Set problem » Find the lines that hold "Digiding". Report only how many there are.

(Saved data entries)

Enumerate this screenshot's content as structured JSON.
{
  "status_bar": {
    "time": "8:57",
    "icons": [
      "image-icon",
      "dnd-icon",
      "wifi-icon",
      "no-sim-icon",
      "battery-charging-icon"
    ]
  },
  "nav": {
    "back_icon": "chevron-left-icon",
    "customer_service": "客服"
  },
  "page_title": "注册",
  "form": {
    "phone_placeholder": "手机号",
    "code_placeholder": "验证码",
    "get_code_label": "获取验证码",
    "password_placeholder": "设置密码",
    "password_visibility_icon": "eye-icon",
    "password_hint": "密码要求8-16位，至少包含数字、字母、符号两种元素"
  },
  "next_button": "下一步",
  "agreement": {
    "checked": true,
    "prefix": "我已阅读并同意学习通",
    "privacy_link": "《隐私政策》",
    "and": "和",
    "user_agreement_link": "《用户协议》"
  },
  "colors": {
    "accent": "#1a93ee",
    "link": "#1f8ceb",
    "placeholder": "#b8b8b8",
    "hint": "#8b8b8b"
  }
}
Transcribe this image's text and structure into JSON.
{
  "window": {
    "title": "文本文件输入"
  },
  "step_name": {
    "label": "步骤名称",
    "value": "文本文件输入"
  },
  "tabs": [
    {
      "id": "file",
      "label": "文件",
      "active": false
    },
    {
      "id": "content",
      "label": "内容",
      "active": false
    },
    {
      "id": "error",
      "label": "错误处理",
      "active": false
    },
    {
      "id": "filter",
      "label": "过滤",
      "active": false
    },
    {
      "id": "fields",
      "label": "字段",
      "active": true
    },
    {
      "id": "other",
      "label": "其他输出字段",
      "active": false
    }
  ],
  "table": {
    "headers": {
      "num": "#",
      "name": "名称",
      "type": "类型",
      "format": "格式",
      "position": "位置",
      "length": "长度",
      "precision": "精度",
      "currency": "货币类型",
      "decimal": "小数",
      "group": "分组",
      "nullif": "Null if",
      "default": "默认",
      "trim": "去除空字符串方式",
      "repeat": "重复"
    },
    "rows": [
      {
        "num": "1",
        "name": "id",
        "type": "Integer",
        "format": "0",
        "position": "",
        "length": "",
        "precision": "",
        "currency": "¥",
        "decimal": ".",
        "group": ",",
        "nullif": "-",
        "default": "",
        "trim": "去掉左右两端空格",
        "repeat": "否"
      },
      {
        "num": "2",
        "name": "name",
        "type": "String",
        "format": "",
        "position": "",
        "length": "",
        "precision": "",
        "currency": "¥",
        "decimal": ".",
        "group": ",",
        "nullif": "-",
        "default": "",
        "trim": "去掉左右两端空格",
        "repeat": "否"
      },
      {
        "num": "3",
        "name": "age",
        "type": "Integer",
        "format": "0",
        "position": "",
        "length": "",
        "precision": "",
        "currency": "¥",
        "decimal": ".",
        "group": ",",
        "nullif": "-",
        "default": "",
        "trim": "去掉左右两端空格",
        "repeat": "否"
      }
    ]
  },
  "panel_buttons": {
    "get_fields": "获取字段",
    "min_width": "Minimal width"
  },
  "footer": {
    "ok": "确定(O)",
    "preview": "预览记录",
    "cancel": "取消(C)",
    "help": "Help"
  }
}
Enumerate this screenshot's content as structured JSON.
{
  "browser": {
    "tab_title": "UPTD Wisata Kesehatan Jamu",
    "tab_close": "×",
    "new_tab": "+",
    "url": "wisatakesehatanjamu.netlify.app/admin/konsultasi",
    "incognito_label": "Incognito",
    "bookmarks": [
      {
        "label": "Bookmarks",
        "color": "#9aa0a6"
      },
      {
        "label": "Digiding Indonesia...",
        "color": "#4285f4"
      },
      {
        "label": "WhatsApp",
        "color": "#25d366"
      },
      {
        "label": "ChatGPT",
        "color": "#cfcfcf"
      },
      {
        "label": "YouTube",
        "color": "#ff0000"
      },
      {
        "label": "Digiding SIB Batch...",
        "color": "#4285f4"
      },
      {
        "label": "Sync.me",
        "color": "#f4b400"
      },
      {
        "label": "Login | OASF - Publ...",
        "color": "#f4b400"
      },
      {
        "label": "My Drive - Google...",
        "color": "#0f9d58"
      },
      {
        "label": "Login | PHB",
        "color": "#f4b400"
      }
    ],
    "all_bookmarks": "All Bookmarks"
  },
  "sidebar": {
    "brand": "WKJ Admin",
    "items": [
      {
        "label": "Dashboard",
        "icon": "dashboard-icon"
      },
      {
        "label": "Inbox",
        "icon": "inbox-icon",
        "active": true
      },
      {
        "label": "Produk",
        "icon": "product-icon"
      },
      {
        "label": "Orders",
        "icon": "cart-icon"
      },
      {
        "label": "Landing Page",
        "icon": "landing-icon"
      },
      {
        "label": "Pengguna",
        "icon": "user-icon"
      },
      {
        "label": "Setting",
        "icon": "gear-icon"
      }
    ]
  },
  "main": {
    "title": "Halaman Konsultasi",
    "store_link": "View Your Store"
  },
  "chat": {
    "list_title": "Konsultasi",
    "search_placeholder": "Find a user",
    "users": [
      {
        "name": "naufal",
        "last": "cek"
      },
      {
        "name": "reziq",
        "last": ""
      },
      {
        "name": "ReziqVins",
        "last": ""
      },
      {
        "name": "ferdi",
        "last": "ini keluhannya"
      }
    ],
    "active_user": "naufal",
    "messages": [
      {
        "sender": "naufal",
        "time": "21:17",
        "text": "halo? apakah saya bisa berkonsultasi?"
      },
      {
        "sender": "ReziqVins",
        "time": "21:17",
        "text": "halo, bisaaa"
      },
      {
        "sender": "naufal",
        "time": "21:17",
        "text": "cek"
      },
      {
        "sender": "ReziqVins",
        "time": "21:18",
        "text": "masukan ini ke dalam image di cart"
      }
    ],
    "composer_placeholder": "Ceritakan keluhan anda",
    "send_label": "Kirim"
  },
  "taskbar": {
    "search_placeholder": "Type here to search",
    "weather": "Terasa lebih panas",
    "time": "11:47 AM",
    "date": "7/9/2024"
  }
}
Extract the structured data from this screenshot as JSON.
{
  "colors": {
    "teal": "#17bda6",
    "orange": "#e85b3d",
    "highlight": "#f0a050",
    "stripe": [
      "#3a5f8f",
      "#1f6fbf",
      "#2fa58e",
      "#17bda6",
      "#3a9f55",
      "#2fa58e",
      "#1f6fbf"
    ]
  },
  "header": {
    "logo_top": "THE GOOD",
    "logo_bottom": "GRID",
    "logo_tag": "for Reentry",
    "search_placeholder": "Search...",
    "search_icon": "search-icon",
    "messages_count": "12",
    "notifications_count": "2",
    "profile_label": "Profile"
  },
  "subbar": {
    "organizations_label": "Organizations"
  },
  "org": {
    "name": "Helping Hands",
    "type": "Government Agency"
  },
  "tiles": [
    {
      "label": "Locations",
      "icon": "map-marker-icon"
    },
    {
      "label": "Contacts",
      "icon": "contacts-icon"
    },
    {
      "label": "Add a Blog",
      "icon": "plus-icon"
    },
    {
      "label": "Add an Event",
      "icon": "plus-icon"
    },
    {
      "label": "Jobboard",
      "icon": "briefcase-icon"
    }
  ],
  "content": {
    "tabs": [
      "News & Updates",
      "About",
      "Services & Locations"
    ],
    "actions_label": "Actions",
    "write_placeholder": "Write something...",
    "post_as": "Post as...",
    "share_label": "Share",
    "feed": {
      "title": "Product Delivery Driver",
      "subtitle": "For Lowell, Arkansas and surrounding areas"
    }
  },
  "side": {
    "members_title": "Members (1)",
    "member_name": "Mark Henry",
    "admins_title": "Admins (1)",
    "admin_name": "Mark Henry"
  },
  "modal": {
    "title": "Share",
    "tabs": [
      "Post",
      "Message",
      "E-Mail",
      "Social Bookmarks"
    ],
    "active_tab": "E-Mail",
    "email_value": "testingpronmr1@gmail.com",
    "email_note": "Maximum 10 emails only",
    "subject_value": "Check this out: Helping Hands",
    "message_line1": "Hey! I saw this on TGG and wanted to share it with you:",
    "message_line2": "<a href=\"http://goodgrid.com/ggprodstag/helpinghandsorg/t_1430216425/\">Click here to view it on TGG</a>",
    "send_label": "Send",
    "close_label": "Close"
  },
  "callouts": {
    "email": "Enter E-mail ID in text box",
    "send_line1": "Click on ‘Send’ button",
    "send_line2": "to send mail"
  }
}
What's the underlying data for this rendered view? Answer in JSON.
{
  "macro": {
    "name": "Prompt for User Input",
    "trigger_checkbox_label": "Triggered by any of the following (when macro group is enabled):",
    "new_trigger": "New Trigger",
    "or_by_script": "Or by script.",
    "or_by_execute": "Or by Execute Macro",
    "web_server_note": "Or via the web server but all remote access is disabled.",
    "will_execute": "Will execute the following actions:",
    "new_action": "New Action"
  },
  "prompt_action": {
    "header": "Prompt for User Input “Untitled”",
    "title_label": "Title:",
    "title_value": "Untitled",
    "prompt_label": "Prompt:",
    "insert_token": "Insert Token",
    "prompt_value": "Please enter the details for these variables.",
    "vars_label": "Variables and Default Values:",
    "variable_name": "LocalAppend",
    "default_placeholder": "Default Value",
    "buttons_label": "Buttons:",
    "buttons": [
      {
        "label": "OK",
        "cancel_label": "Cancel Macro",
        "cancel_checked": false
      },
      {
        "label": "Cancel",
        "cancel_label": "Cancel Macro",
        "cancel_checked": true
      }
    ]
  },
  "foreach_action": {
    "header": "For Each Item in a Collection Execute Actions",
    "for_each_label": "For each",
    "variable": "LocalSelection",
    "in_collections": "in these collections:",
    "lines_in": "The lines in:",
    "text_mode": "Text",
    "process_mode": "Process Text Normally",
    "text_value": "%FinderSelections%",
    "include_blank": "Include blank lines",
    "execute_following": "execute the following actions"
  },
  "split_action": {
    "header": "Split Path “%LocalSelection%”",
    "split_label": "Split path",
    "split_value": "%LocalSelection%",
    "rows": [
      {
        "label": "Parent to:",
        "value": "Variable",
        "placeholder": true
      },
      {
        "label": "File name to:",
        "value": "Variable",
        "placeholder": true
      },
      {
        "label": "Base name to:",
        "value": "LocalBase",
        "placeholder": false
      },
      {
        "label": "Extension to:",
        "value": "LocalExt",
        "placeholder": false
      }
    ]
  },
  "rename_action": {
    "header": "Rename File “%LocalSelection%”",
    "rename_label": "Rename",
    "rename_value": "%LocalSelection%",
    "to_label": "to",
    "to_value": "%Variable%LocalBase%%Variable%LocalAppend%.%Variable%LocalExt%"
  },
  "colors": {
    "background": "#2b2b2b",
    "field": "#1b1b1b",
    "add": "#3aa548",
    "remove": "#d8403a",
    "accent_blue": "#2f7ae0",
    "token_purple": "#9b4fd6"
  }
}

Exercise answer » 2